Objective —
Each line of the listing that contains the word "name" is to be copied.

Data provided —

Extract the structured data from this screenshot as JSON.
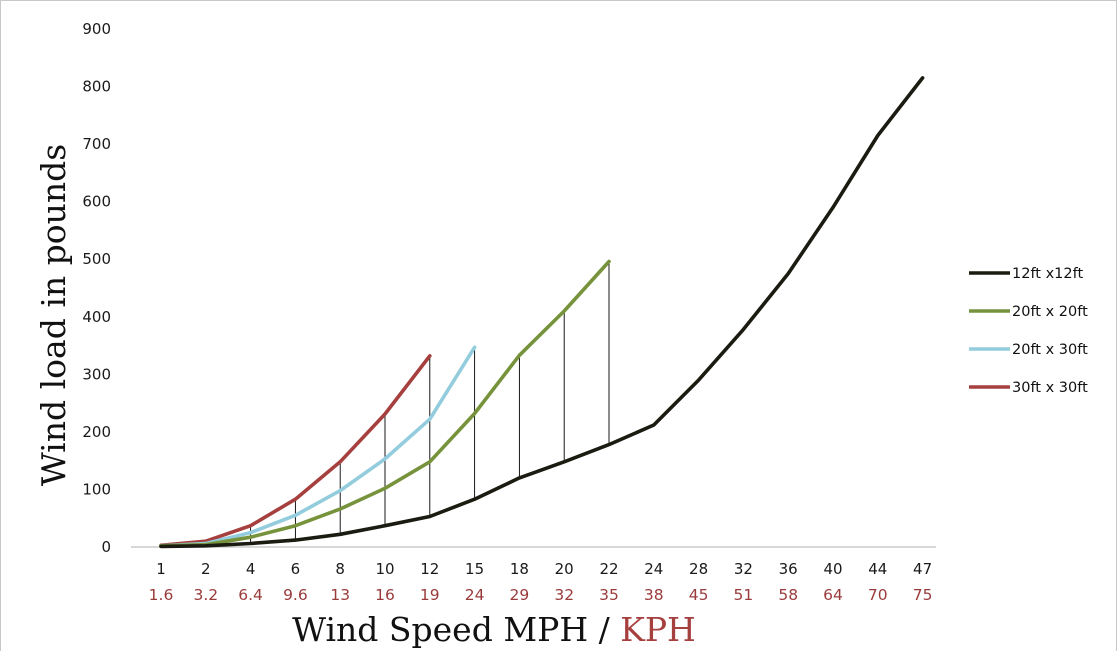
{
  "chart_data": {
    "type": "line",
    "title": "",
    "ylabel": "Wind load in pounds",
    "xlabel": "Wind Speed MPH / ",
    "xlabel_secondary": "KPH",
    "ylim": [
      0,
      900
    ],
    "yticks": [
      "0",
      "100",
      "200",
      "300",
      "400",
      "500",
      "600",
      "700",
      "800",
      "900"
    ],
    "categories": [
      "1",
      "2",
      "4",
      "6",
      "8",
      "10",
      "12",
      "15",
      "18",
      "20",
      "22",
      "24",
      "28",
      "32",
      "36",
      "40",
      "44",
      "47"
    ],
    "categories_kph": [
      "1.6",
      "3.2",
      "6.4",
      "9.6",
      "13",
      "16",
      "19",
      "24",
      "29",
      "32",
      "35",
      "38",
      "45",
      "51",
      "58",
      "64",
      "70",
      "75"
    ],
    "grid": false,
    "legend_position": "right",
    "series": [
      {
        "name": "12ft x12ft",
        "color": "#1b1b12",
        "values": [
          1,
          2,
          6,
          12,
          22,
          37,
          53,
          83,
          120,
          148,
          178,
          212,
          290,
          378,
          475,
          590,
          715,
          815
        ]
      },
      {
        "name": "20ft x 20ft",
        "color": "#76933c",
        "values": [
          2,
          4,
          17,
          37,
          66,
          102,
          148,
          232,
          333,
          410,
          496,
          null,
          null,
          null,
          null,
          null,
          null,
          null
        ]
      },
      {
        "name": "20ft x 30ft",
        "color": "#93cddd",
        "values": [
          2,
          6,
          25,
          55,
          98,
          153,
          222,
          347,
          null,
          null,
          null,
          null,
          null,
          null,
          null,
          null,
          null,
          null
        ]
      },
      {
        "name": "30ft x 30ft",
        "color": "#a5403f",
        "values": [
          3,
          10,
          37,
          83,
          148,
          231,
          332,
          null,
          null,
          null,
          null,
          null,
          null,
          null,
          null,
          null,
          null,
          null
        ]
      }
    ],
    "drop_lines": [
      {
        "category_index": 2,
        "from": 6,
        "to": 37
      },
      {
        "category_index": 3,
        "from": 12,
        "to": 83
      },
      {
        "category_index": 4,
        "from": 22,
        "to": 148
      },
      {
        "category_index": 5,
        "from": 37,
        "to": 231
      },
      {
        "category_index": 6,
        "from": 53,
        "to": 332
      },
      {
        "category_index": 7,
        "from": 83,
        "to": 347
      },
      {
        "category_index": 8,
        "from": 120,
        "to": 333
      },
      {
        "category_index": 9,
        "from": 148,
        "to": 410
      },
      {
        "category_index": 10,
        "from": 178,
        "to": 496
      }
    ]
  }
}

Answer below —
        "name": "12ft x12ft",
        "name": "20ft x 20ft",
        "name": "20ft x 30ft",
        "name": "30ft x 30ft",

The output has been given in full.